### Instructions for the task
Set down all of the data exactly as it appears.

### Materials provided
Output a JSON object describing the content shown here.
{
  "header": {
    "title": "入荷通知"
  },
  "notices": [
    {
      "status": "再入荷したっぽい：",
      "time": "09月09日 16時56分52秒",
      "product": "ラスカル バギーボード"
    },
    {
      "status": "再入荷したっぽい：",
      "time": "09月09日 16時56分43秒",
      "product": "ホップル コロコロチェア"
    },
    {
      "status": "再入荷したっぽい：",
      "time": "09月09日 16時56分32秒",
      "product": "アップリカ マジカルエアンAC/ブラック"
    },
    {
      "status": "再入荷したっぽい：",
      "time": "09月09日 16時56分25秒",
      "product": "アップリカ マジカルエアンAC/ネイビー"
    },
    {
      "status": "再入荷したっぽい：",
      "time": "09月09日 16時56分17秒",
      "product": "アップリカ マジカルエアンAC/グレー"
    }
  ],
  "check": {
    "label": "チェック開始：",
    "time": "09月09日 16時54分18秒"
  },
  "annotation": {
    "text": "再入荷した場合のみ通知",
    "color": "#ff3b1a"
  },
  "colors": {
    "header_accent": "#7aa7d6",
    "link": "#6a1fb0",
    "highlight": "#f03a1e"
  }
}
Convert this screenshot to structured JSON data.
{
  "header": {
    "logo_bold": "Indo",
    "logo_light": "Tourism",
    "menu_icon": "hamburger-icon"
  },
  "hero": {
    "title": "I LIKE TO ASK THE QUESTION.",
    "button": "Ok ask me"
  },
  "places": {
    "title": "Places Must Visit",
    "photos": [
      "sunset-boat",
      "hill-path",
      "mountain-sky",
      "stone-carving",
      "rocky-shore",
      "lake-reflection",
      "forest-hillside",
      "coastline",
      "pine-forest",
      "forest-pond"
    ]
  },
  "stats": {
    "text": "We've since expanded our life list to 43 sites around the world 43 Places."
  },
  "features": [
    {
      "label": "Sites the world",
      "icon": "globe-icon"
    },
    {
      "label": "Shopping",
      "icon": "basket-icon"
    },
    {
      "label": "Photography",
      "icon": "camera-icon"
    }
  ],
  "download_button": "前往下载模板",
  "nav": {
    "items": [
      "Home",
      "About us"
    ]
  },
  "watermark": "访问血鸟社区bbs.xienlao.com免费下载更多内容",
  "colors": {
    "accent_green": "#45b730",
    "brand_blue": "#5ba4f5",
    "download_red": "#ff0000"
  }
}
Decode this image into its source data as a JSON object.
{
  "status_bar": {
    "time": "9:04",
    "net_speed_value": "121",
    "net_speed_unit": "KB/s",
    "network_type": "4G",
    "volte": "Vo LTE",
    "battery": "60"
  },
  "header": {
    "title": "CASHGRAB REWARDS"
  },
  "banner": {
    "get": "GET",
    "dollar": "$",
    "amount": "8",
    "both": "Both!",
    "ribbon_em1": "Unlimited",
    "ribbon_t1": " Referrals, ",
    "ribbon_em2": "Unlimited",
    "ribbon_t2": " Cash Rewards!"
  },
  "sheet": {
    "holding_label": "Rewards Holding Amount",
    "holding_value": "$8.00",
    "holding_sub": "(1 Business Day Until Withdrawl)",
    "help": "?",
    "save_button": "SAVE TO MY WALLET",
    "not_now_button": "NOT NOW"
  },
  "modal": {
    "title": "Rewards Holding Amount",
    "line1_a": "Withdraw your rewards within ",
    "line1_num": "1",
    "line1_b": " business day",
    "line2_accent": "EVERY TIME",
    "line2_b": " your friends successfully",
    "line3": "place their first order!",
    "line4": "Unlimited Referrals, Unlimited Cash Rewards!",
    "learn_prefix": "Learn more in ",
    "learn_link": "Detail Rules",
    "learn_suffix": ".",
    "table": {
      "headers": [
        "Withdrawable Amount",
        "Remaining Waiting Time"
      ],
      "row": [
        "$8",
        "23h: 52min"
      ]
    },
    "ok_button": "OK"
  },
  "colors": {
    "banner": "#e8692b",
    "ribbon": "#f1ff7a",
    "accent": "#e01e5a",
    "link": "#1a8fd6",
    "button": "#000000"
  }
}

### Answer for this exercise
Output a JSON object describing the content shown here.
{
  "header": {
    "title": "入荷通知"
  },
  "notices": [
    {
      "status": "再入荷したっぽい：",
      "time": "09月09日 16時56分52秒",
      "product": "ラスカル バギーボード"
    },
    {
      "status": "再入荷したっぽい：",
      "time": "09月09日 16時56分43秒",
      "product": "ホップル コロコロチェア"
    },
    {
      "status": "再入荷したっぽい：",
      "time": "09月09日 16時56分32秒",
      "product": "アップリカ マジカルエアンAC/ブラック"
    },
    {
      "status": "再入荷したっぽい：",
      "time": "09月09日 16時56分25秒",
      "product": "アップリカ マジカルエアンAC/ネイビー"
    },
    {
      "status": "再入荷したっぽい：",
      "time": "09月09日 16時56分17秒",
      "product": "アップリカ マジカルエアンAC/グレー"
    }
  ],
  "check": {
    "label": "チェック開始：",
    "time": "09月09日 16時54分18秒"
  },
  "annotation": {
    "text": "再入荷した場合のみ通知",
    "color": "#ff3b1a"
  },
  "colors": {
    "header_accent": "#7aa7d6",
    "link": "#6a1fb0",
    "highlight": "#f03a1e"
  }
}
Convert this screenshot to structured JSON data.
{
  "header": {
    "logo_bold": "Indo",
    "logo_light": "Tourism",
    "menu_icon": "hamburger-icon"
  },
  "hero": {
    "title": "I LIKE TO ASK THE QUESTION.",
    "button": "Ok ask me"
  },
  "places": {
    "title": "Places Must Visit",
    "photos": [
      "sunset-boat",
      "hill-path",
      "mountain-sky",
      "stone-carving",
      "rocky-shore",
      "lake-reflection",
      "forest-hillside",
      "coastline",
      "pine-forest",
      "forest-pond"
    ]
  },
  "stats": {
    "text": "We've since expanded our life list to 43 sites around the world 43 Places."
  },
  "features": [
    {
      "label": "Sites the world",
      "icon": "globe-icon"
    },
    {
      "label": "Shopping",
      "icon": "basket-icon"
    },
    {
      "label": "Photography",
      "icon": "camera-icon"
    }
  ],
  "download_button": "前往下载模板",
  "nav": {
    "items": [
      "Home",
      "About us"
    ]
  },
  "watermark": "访问血鸟社区bbs.xienlao.com免费下载更多内容",
  "colors": {
    "accent_green": "#45b730",
    "brand_blue": "#5ba4f5",
    "download_red": "#ff0000"
  }
}
Decode this image into its source data as a JSON object.
{
  "status_bar": {
    "time": "9:04",
    "net_speed_value": "121",
    "net_speed_unit": "KB/s",
    "network_type": "4G",
    "volte": "Vo LTE",
    "battery": "60"
  },
  "header": {
    "title": "CASHGRAB REWARDS"
  },
  "banner": {
    "get": "GET",
    "dollar": "$",
    "amount": "8",
    "both": "Both!",
    "ribbon_em1": "Unlimited",
    "ribbon_t1": " Referrals, ",
    "ribbon_em2": "Unlimited",
    "ribbon_t2": " Cash Rewards!"
  },
  "sheet": {
    "holding_label": "Rewards Holding Amount",
    "holding_value": "$8.00",
    "holding_sub": "(1 Business Day Until Withdrawl)",
    "help": "?",
    "save_button": "SAVE TO MY WALLET",
    "not_now_button": "NOT NOW"
  },
  "modal": {
    "title": "Rewards Holding Amount",
    "line1_a": "Withdraw your rewards within ",
    "line1_num": "1",
    "line1_b": " business day",
    "line2_accent": "EVERY TIME",
    "line2_b": " your friends successfully",
    "line3": "place their first order!",
    "line4": "Unlimited Referrals, Unlimited Cash Rewards!",
    "learn_prefix": "Learn more in ",
    "learn_link": "Detail Rules",
    "learn_suffix": ".",
    "table": {
      "headers": [
        "Withdrawable Amount",
        "Remaining Waiting Time"
      ],
      "row": [
        "$8",
        "23h: 52min"
      ]
    },
    "ok_button": "OK"
  },
  "colors": {
    "banner": "#e8692b",
    "ribbon": "#f1ff7a",
    "accent": "#e01e5a",
    "link": "#1a8fd6",
    "button": "#000000"
  }
}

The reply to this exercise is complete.